> **GIVEN TASK**
Return all the data, word for word.
** BEGIN **
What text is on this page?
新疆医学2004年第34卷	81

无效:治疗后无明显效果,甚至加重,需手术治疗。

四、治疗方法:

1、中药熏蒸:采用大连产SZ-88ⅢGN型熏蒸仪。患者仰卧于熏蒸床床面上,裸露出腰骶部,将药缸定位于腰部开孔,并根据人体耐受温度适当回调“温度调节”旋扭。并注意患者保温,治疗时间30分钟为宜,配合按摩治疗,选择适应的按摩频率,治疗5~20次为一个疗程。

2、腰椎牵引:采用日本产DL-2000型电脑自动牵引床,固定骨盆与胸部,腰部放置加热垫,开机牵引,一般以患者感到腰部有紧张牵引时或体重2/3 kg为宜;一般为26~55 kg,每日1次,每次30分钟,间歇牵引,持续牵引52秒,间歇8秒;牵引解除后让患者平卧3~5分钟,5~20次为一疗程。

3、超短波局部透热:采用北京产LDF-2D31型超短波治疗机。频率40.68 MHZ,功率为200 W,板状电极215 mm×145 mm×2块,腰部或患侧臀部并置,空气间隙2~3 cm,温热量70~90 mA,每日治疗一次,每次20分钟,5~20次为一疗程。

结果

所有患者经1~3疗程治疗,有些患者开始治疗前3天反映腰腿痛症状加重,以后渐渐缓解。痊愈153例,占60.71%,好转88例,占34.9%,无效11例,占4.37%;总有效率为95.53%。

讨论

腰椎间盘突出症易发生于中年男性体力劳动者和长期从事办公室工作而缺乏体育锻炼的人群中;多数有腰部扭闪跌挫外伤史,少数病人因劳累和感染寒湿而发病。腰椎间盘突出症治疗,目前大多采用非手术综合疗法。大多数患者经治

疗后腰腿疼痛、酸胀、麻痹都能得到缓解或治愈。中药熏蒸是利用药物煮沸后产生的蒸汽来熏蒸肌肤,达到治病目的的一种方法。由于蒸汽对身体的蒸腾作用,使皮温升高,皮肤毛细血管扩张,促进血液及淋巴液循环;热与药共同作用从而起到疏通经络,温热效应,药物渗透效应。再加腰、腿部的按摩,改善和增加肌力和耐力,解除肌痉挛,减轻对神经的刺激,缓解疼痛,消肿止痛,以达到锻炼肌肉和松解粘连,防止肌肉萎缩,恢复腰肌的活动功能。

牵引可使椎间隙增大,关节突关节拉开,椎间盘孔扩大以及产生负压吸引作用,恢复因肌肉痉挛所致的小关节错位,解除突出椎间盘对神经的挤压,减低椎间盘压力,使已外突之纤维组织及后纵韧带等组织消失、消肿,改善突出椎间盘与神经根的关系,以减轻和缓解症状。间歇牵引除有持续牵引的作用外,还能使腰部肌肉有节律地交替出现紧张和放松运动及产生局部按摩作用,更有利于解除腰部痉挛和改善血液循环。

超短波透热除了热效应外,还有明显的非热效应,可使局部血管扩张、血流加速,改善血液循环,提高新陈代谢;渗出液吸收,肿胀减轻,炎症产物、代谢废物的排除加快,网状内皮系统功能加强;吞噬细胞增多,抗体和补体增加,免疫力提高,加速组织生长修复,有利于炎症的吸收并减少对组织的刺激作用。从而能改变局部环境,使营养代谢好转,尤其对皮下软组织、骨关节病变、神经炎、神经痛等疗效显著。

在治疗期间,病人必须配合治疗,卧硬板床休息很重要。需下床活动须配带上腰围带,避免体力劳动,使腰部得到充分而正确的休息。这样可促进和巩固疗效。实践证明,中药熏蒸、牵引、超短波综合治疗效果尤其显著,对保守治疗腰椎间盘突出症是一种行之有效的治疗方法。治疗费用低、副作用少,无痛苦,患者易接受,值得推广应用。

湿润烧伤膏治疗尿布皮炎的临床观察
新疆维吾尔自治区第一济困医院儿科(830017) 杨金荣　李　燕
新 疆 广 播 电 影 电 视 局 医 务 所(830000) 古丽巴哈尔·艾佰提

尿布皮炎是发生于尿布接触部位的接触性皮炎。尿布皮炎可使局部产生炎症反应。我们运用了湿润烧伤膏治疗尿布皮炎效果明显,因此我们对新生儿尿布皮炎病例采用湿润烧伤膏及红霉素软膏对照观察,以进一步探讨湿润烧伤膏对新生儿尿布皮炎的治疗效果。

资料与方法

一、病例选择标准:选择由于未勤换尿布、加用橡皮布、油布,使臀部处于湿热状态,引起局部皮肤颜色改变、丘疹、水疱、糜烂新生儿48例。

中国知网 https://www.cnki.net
** END **
> **WRITTEN REPLY**
What text is on this page?
新疆医学2004年第34卷	81

无效:治疗后无明显效果,甚至加重,需手术治疗。

四、治疗方法:

1、中药熏蒸:采用大连产SZ-88ⅢGN型熏蒸仪。患者仰卧于熏蒸床床面上,裸露出腰骶部,将药缸定位于腰部开孔,并根据人体耐受温度适当回调“温度调节”旋扭。并注意患者保温,治疗时间30分钟为宜,配合按摩治疗,选择适应的按摩频率,治疗5~20次为一个疗程。

2、腰椎牵引:采用日本产DL-2000型电脑自动牵引床,固定骨盆与胸部,腰部放置加热垫,开机牵引,一般以患者感到腰部有紧张牵引时或体重2/3 kg为宜;一般为26~55 kg,每日1次,每次30分钟,间歇牵引,持续牵引52秒,间歇8秒;牵引解除后让患者平卧3~5分钟,5~20次为一疗程。

3、超短波局部透热:采用北京产LDF-2D31型超短波治疗机。频率40.68 MHZ,功率为200 W,板状电极215 mm×145 mm×2块,腰部或患侧臀部并置,空气间隙2~3 cm,温热量70~90 mA,每日治疗一次,每次20分钟,5~20次为一疗程。

结果

所有患者经1~3疗程治疗,有些患者开始治疗前3天反映腰腿痛症状加重,以后渐渐缓解。痊愈153例,占60.71%,好转88例,占34.9%,无效11例,占4.37%;总有效率为95.53%。

讨论

腰椎间盘突出症易发生于中年男性体力劳动者和长期从事办公室工作而缺乏体育锻炼的人群中;多数有腰部扭闪跌挫外伤史,少数病人因劳累和感染寒湿而发病。腰椎间盘突出症治疗,目前大多采用非手术综合疗法。大多数患者经治

疗后腰腿疼痛、酸胀、麻痹都能得到缓解或治愈。中药熏蒸是利用药物煮沸后产生的蒸汽来熏蒸肌肤,达到治病目的的一种方法。由于蒸汽对身体的蒸腾作用,使皮温升高,皮肤毛细血管扩张,促进血液及淋巴液循环;热与药共同作用从而起到疏通经络,温热效应,药物渗透效应。再加腰、腿部的按摩,改善和增加肌力和耐力,解除肌痉挛,减轻对神经的刺激,缓解疼痛,消肿止痛,以达到锻炼肌肉和松解粘连,防止肌肉萎缩,恢复腰肌的活动功能。

牵引可使椎间隙增大,关节突关节拉开,椎间盘孔扩大以及产生负压吸引作用,恢复因肌肉痉挛所致的小关节错位,解除突出椎间盘对神经的挤压,减低椎间盘压力,使已外突之纤维组织及后纵韧带等组织消失、消肿,改善突出椎间盘与神经根的关系,以减轻和缓解症状。间歇牵引除有持续牵引的作用外,还能使腰部肌肉有节律地交替出现紧张和放松运动及产生局部按摩作用,更有利于解除腰部痉挛和改善血液循环。

超短波透热除了热效应外,还有明显的非热效应,可使局部血管扩张、血流加速,改善血液循环,提高新陈代谢;渗出液吸收,肿胀减轻,炎症产物、代谢废物的排除加快,网状内皮系统功能加强;吞噬细胞增多,抗体和补体增加,免疫力提高,加速组织生长修复,有利于炎症的吸收并减少对组织的刺激作用。从而能改变局部环境,使营养代谢好转,尤其对皮下软组织、骨关节病变、神经炎、神经痛等疗效显著。

在治疗期间,病人必须配合治疗,卧硬板床休息很重要。需下床活动须配带上腰围带,避免体力劳动,使腰部得到充分而正确的休息。这样可促进和巩固疗效。实践证明,中药熏蒸、牵引、超短波综合治疗效果尤其显著,对保守治疗腰椎间盘突出症是一种行之有效的治疗方法。治疗费用低、副作用少,无痛苦,患者易接受,值得推广应用。

湿润烧伤膏治疗尿布皮炎的临床观察
新疆维吾尔自治区第一济困医院儿科(830017) 杨金荣　李　燕
新 疆 广 播 电 影 电 视 局 医 务 所(830000) 古丽巴哈尔·艾佰提

尿布皮炎是发生于尿布接触部位的接触性皮炎。尿布皮炎可使局部产生炎症反应。我们运用了湿润烧伤膏治疗尿布皮炎效果明显,因此我们对新生儿尿布皮炎病例采用湿润烧伤膏及红霉素软膏对照观察,以进一步探讨湿润烧伤膏对新生儿尿布皮炎的治疗效果。

资料与方法

一、病例选择标准:选择由于未勤换尿布、加用橡皮布、油布,使臀部处于湿热状态,引起局部皮肤颜色改变、丘疹、水疱、糜烂新生儿48例。

中国知网 https://www.cnki.net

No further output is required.